Print the complete set of entries exactly.

---*---

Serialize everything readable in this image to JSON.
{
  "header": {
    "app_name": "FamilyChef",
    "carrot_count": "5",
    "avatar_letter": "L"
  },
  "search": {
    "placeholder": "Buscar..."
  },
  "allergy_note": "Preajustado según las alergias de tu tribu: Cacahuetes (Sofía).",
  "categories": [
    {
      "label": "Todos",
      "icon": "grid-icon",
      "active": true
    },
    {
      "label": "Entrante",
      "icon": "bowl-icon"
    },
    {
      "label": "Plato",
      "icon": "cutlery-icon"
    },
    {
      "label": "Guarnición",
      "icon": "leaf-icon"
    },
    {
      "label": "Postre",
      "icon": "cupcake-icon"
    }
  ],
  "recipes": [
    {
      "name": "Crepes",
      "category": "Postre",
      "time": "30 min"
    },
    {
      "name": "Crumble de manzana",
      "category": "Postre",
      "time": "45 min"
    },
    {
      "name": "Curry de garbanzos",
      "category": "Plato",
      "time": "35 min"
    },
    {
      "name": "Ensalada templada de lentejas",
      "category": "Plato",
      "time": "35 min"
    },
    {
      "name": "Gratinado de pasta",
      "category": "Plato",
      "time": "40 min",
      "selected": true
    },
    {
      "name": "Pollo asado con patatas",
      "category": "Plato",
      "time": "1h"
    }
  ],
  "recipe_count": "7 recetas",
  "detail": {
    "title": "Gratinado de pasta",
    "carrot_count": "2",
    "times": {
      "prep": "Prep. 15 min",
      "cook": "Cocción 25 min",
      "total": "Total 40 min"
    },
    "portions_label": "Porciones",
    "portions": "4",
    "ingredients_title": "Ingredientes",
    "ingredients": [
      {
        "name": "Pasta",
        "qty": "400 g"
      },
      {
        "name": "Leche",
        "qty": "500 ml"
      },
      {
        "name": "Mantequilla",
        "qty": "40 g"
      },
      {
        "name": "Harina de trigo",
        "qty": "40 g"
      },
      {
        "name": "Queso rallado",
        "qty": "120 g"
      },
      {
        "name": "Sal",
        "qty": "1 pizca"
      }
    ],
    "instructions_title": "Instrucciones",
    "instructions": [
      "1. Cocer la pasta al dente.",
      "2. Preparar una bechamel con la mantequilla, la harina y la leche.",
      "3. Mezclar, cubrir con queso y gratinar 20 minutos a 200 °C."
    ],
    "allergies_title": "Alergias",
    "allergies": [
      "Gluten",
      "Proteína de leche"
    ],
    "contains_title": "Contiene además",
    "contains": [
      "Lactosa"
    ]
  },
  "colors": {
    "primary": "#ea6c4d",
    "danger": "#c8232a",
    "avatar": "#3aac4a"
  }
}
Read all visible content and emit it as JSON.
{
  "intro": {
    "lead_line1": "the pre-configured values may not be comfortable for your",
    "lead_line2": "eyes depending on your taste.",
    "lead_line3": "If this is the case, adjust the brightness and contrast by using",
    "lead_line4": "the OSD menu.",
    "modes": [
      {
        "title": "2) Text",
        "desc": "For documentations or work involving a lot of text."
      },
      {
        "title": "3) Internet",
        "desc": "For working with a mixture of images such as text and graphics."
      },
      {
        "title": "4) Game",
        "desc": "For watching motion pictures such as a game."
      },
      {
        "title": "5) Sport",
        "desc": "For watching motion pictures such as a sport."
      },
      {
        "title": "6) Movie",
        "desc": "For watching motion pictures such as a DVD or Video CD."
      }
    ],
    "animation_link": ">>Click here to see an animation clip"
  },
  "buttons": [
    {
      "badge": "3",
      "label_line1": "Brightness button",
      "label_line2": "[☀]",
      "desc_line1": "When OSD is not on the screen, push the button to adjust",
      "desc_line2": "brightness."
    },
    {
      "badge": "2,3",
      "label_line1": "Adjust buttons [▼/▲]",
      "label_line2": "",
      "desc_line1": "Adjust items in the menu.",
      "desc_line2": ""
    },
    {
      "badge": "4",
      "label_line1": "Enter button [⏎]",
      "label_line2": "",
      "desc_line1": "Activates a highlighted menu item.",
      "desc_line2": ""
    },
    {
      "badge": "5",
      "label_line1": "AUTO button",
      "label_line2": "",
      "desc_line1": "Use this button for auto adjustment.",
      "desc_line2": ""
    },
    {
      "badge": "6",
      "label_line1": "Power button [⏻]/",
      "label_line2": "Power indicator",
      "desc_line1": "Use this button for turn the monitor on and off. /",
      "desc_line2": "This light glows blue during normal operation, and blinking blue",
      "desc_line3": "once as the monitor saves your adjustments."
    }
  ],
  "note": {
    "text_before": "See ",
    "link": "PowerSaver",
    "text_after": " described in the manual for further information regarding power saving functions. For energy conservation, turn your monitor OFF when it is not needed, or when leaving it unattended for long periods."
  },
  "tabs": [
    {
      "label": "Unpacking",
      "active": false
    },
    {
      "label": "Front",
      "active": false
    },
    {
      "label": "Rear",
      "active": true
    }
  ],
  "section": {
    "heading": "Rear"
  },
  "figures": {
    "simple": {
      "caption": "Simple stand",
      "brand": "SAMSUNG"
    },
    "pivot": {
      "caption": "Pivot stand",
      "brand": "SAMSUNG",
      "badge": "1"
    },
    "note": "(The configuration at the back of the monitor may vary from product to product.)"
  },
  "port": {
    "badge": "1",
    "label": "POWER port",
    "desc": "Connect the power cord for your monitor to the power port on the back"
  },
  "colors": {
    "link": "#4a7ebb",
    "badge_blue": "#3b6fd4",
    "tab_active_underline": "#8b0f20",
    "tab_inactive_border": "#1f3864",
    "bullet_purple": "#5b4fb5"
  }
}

---*---

◆ Exercise solution:
Serialize everything readable in this image to JSON.
{
  "header": {
    "app_name": "FamilyChef",
    "carrot_count": "5",
    "avatar_letter": "L"
  },
  "search": {
    "placeholder": "Buscar..."
  },
  "allergy_note": "Preajustado según las alergias de tu tribu: Cacahuetes (Sofía).",
  "categories": [
    {
      "label": "Todos",
      "icon": "grid-icon",
      "active": true
    },
    {
      "label": "Entrante",
      "icon": "bowl-icon"
    },
    {
      "label": "Plato",
      "icon": "cutlery-icon"
    },
    {
      "label": "Guarnición",
      "icon": "leaf-icon"
    },
    {
      "label": "Postre",
      "icon": "cupcake-icon"
    }
  ],
  "recipes": [
    {
      "name": "Crepes",
      "category": "Postre",
      "time": "30 min"
    },
    {
      "name": "Crumble de manzana",
      "category": "Postre",
      "time": "45 min"
    },
    {
      "name": "Curry de garbanzos",
      "category": "Plato",
      "time": "35 min"
    },
    {
      "name": "Ensalada templada de lentejas",
      "category": "Plato",
      "time": "35 min"
    },
    {
      "name": "Gratinado de pasta",
      "category": "Plato",
      "time": "40 min",
      "selected": true
    },
    {
      "name": "Pollo asado con patatas",
      "category": "Plato",
      "time": "1h"
    }
  ],
  "recipe_count": "7 recetas",
  "detail": {
    "title": "Gratinado de pasta",
    "carrot_count": "2",
    "times": {
      "prep": "Prep. 15 min",
      "cook": "Cocción 25 min",
      "total": "Total 40 min"
    },
    "portions_label": "Porciones",
    "portions": "4",
    "ingredients_title": "Ingredientes",
    "ingredients": [
      {
        "name": "Pasta",
        "qty": "400 g"
      },
      {
        "name": "Leche",
        "qty": "500 ml"
      },
      {
        "name": "Mantequilla",
        "qty": "40 g"
      },
      {
        "name": "Harina de trigo",
        "qty": "40 g"
      },
      {
        "name": "Queso rallado",
        "qty": "120 g"
      },
      {
        "name": "Sal",
        "qty": "1 pizca"
      }
    ],
    "instructions_title": "Instrucciones",
    "instructions": [
      "1. Cocer la pasta al dente.",
      "2. Preparar una bechamel con la mantequilla, la harina y la leche.",
      "3. Mezclar, cubrir con queso y gratinar 20 minutos a 200 °C."
    ],
    "allergies_title": "Alergias",
    "allergies": [
      "Gluten",
      "Proteína de leche"
    ],
    "contains_title": "Contiene además",
    "contains": [
      "Lactosa"
    ]
  },
  "colors": {
    "primary": "#ea6c4d",
    "danger": "#c8232a",
    "avatar": "#3aac4a"
  }
}
Read all visible content and emit it as JSON.
{
  "intro": {
    "lead_line1": "the pre-configured values may not be comfortable for your",
    "lead_line2": "eyes depending on your taste.",
    "lead_line3": "If this is the case, adjust the brightness and contrast by using",
    "lead_line4": "the OSD menu.",
    "modes": [
      {
        "title": "2) Text",
        "desc": "For documentations or work involving a lot of text."
      },
      {
        "title": "3) Internet",
        "desc": "For working with a mixture of images such as text and graphics."
      },
      {
        "title": "4) Game",
        "desc": "For watching motion pictures such as a game."
      },
      {
        "title": "5) Sport",
        "desc": "For watching motion pictures such as a sport."
      },
      {
        "title": "6) Movie",
        "desc": "For watching motion pictures such as a DVD or Video CD."
      }
    ],
    "animation_link": ">>Click here to see an animation clip"
  },
  "buttons": [
    {
      "badge": "3",
      "label_line1": "Brightness button",
      "label_line2": "[☀]",
      "desc_line1": "When OSD is not on the screen, push the button to adjust",
      "desc_line2": "brightness."
    },
    {
      "badge": "2,3",
      "label_line1": "Adjust buttons [▼/▲]",
      "label_line2": "",
      "desc_line1": "Adjust items in the menu.",
      "desc_line2": ""
    },
    {
      "badge": "4",
      "label_line1": "Enter button [⏎]",
      "label_line2": "",
      "desc_line1": "Activates a highlighted menu item.",
      "desc_line2": ""
    },
    {
      "badge": "5",
      "label_line1": "AUTO button",
      "label_line2": "",
      "desc_line1": "Use this button for auto adjustment.",
      "desc_line2": ""
    },
    {
      "badge": "6",
      "label_line1": "Power button [⏻]/",
      "label_line2": "Power indicator",
      "desc_line1": "Use this button for turn the monitor on and off. /",
      "desc_line2": "This light glows blue during normal operation, and blinking blue",
      "desc_line3": "once as the monitor saves your adjustments."
    }
  ],
  "note": {
    "text_before": "See ",
    "link": "PowerSaver",
    "text_after": " described in the manual for further information regarding power saving functions. For energy conservation, turn your monitor OFF when it is not needed, or when leaving it unattended for long periods."
  },
  "tabs": [
    {
      "label": "Unpacking",
      "active": false
    },
    {
      "label": "Front",
      "active": false
    },
    {
      "label": "Rear",
      "active": true
    }
  ],
  "section": {
    "heading": "Rear"
  },
  "figures": {
    "simple": {
      "caption": "Simple stand",
      "brand": "SAMSUNG"
    },
    "pivot": {
      "caption": "Pivot stand",
      "brand": "SAMSUNG",
      "badge": "1"
    },
    "note": "(The configuration at the back of the monitor may vary from product to product.)"
  },
  "port": {
    "badge": "1",
    "label": "POWER port",
    "desc": "Connect the power cord for your monitor to the power port on the back"
  },
  "colors": {
    "link": "#4a7ebb",
    "badge_blue": "#3b6fd4",
    "tab_active_underline": "#8b0f20",
    "tab_inactive_border": "#1f3864",
    "bullet_purple": "#5b4fb5"
  }
}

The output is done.